AIM:
Write out the data again exactly, skipping every picture.

(Excerpt from a dataset)
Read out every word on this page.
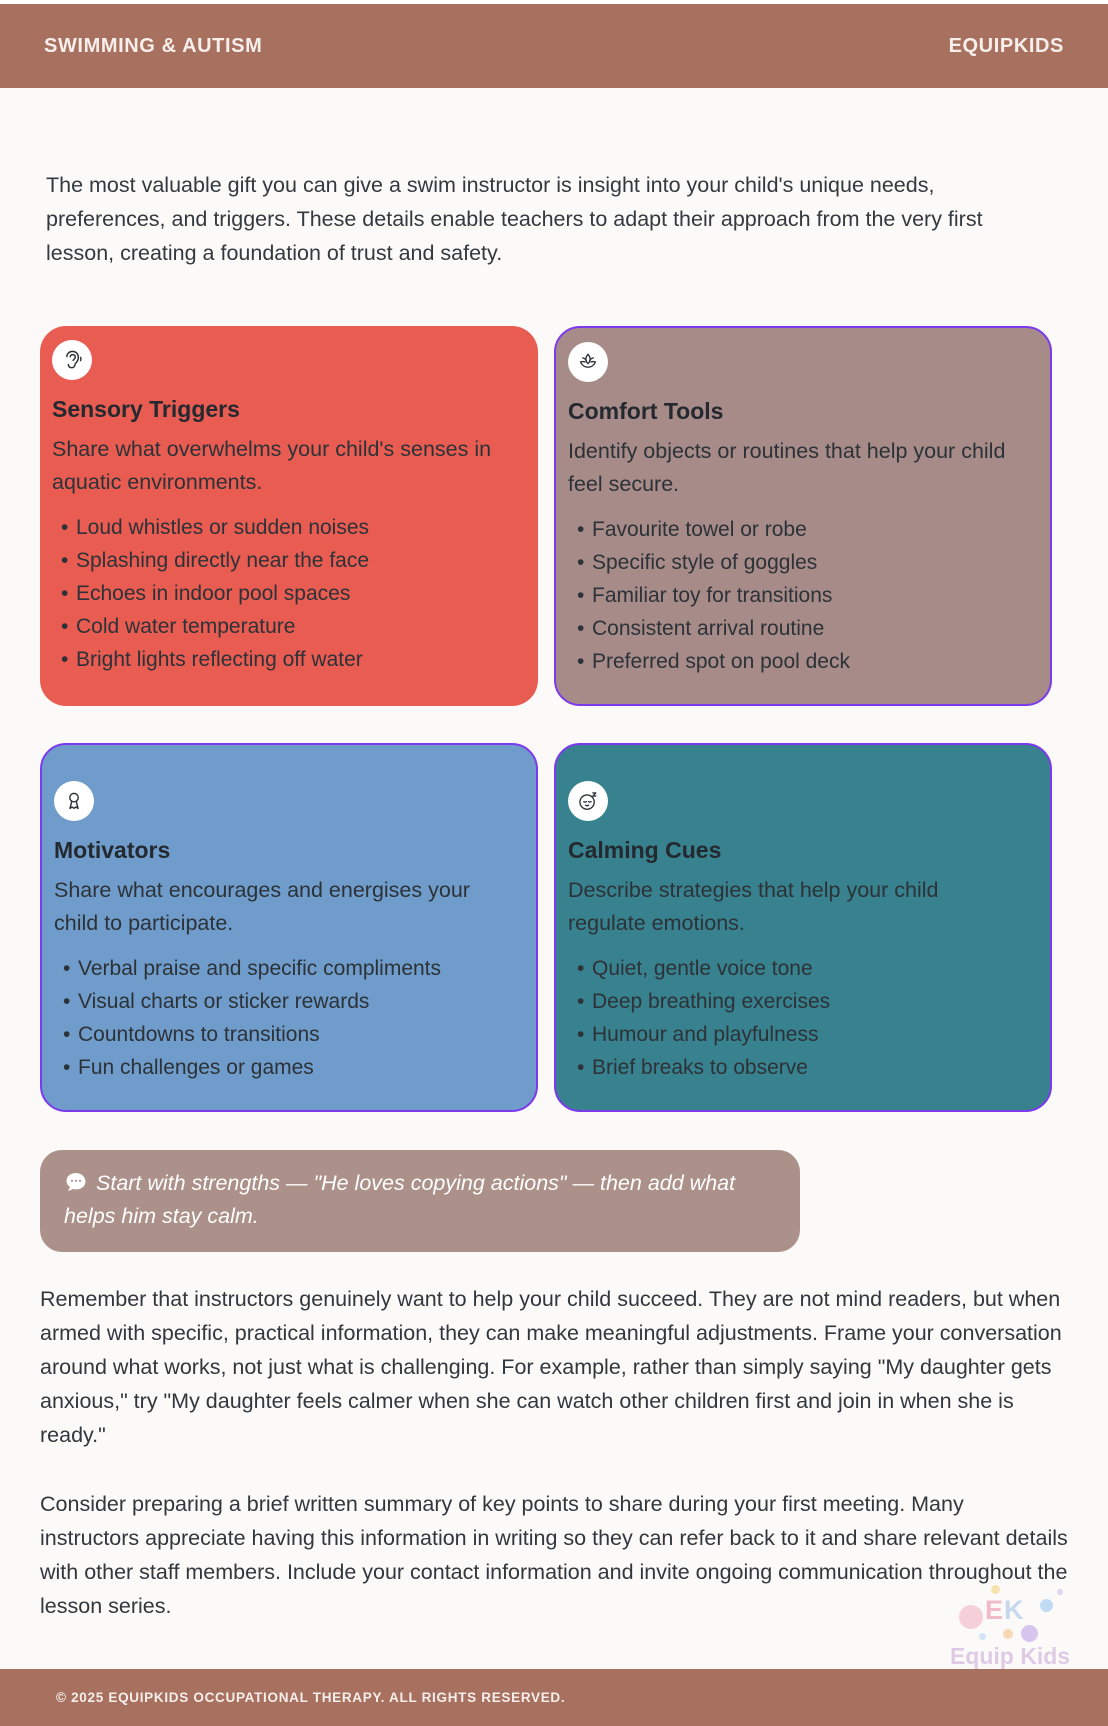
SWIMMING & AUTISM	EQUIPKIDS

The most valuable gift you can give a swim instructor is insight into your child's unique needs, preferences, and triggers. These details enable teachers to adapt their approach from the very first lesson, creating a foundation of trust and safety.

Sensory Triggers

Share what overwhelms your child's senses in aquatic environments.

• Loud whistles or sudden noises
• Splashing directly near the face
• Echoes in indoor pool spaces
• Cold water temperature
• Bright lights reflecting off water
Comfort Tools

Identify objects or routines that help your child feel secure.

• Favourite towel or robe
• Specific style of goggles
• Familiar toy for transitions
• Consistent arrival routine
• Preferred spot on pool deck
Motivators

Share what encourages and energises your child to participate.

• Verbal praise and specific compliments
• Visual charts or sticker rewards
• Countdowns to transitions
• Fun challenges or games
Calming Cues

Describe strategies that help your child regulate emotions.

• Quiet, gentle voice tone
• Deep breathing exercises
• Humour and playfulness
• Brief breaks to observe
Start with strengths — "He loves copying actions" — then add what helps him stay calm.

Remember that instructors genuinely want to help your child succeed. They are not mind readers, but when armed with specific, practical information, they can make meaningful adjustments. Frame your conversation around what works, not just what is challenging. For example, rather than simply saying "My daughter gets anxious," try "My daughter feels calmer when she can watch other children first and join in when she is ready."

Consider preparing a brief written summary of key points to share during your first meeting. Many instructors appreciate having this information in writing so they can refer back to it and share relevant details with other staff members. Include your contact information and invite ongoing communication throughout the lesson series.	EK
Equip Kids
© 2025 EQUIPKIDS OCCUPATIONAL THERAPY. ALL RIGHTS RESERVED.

TASK SOLUTION:
Read out every word on this page.
SWIMMING & AUTISM	EQUIPKIDS

The most valuable gift you can give a swim instructor is insight into your child's unique needs, preferences, and triggers. These details enable teachers to adapt their approach from the very first lesson, creating a foundation of trust and safety.

Sensory Triggers

Share what overwhelms your child's senses in aquatic environments.

• Loud whistles or sudden noises
• Splashing directly near the face
• Echoes in indoor pool spaces
• Cold water temperature
• Bright lights reflecting off water
Comfort Tools

Identify objects or routines that help your child feel secure.

• Favourite towel or robe
• Specific style of goggles
• Familiar toy for transitions
• Consistent arrival routine
• Preferred spot on pool deck
Motivators

Share what encourages and energises your child to participate.

• Verbal praise and specific compliments
• Visual charts or sticker rewards
• Countdowns to transitions
• Fun challenges or games
Calming Cues

Describe strategies that help your child regulate emotions.

• Quiet, gentle voice tone
• Deep breathing exercises
• Humour and playfulness
• Brief breaks to observe
Start with strengths — "He loves copying actions" — then add what helps him stay calm.

Remember that instructors genuinely want to help your child succeed. They are not mind readers, but when armed with specific, practical information, they can make meaningful adjustments. Frame your conversation around what works, not just what is challenging. For example, rather than simply saying "My daughter gets anxious," try "My daughter feels calmer when she can watch other children first and join in when she is ready."

Consider preparing a brief written summary of key points to share during your first meeting. Many instructors appreciate having this information in writing so they can refer back to it and share relevant details with other staff members. Include your contact information and invite ongoing communication throughout the lesson series.	EK
Equip Kids
© 2025 EQUIPKIDS OCCUPATIONAL THERAPY. ALL RIGHTS RESERVED.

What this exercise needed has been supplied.